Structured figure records
=====

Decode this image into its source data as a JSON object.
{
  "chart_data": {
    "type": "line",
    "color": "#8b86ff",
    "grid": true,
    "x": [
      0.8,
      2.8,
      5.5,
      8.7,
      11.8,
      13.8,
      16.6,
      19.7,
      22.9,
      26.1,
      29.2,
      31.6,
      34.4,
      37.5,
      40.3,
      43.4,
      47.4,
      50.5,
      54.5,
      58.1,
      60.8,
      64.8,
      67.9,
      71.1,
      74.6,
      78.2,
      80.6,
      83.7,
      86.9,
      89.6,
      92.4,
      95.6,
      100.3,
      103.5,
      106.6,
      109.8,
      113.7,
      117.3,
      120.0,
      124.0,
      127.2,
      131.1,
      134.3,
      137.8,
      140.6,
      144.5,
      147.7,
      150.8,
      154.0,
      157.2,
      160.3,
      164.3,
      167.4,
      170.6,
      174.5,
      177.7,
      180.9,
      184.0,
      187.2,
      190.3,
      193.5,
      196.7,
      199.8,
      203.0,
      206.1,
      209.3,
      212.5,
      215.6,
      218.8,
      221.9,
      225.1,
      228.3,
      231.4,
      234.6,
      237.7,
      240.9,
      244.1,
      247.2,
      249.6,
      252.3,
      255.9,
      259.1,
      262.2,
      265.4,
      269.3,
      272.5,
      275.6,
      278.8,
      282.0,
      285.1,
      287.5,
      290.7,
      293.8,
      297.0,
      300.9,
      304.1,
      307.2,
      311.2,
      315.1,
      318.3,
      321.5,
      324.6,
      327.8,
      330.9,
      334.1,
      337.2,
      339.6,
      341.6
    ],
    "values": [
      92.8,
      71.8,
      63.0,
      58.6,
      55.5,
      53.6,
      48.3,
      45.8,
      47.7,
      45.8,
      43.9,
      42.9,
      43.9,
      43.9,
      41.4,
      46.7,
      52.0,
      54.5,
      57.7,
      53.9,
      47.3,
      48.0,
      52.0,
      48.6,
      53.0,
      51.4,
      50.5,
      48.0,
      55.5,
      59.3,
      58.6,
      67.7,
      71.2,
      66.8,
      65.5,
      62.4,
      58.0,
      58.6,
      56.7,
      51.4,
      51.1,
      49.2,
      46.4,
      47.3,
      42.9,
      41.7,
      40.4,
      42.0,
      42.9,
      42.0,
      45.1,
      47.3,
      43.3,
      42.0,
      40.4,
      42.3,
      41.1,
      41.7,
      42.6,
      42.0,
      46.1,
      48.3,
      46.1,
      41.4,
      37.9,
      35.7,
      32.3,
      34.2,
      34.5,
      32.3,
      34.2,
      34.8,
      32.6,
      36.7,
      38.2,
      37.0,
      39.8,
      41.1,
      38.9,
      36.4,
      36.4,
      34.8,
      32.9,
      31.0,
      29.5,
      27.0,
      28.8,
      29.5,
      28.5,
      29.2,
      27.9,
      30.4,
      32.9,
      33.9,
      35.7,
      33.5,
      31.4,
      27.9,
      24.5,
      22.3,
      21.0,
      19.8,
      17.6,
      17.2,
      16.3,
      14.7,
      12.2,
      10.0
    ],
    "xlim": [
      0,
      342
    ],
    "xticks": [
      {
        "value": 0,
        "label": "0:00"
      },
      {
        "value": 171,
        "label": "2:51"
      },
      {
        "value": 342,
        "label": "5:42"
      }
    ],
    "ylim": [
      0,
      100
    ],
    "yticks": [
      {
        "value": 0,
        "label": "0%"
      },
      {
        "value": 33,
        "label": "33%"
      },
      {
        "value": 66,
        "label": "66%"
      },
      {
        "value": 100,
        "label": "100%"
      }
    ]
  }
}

=====

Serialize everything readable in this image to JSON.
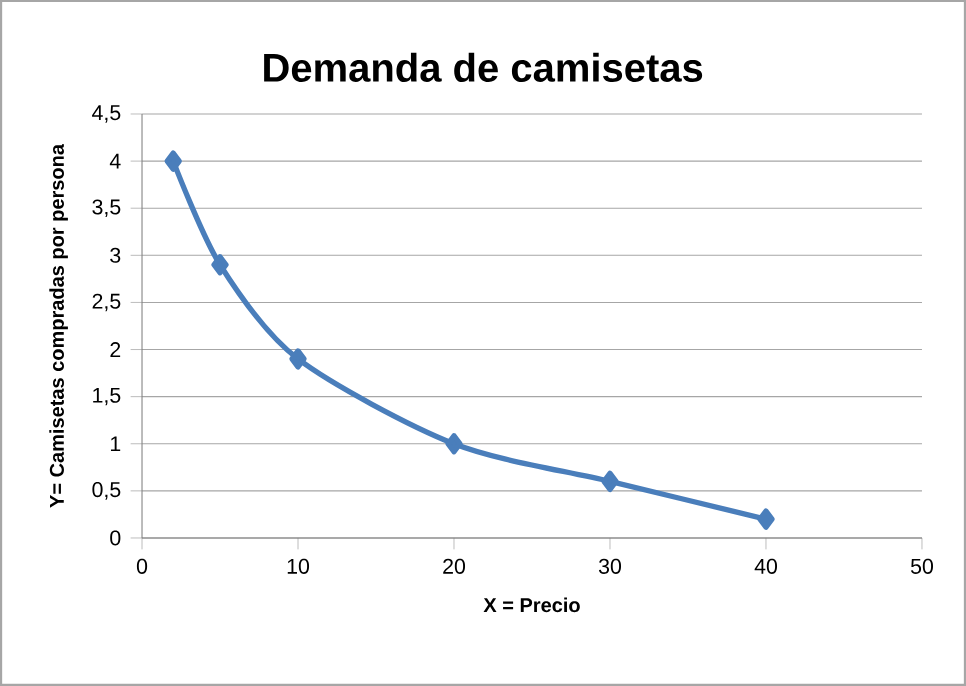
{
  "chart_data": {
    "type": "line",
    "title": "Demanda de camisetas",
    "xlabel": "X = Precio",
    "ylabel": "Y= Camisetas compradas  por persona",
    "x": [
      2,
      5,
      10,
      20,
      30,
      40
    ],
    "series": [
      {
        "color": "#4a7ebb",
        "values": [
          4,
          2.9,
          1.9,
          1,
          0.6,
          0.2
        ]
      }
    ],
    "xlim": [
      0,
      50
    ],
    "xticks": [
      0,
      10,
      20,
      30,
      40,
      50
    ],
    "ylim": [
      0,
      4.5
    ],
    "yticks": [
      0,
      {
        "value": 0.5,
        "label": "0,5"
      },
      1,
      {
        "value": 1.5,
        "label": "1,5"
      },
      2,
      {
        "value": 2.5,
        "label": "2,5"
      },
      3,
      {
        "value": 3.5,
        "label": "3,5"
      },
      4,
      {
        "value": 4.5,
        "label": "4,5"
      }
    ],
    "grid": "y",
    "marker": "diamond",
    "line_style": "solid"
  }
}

=====

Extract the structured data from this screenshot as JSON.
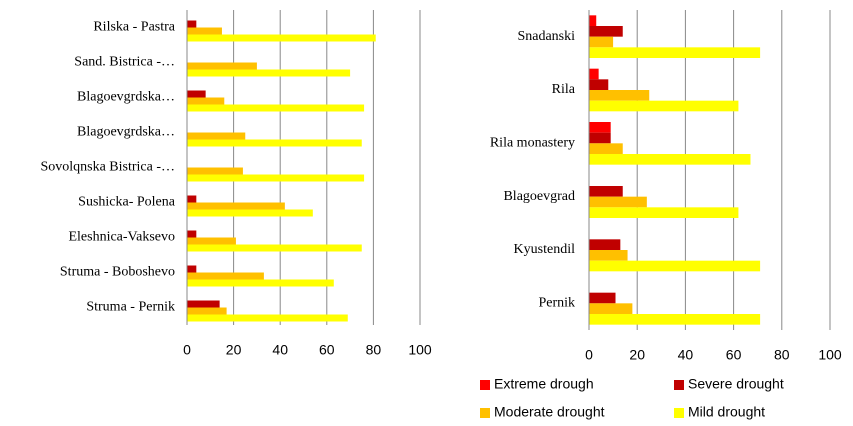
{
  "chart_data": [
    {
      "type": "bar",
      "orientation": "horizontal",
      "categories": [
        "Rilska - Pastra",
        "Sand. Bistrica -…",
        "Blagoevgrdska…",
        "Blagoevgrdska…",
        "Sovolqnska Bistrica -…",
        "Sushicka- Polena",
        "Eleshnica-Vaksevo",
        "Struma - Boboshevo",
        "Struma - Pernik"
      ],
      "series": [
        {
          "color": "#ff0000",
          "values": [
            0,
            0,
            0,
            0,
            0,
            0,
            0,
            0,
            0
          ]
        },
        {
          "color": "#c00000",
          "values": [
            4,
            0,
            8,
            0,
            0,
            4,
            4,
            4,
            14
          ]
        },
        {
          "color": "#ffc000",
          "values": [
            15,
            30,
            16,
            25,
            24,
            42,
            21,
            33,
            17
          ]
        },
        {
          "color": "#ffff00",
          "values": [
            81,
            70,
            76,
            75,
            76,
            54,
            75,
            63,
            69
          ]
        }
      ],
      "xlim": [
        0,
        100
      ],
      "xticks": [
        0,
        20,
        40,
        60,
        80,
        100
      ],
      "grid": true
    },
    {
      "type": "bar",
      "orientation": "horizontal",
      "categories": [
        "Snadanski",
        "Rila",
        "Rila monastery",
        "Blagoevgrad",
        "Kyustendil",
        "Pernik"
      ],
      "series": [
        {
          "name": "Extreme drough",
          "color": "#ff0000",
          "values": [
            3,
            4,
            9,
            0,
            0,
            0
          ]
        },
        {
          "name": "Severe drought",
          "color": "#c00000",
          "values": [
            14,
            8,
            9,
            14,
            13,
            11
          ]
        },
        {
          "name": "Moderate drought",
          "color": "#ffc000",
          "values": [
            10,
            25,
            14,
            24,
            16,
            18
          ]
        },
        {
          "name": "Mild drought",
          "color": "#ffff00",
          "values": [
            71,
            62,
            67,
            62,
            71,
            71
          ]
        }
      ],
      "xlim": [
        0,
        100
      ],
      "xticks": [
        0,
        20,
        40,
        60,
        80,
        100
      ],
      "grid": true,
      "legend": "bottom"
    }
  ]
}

=====

**Written request:** Gather every line from the listing above in which "name" appears, and copy those lines.

**Task response:**
          "name": "Extreme drough",
          "name": "Severe drought",
          "name": "Moderate drought",
          "name": "Mild drought",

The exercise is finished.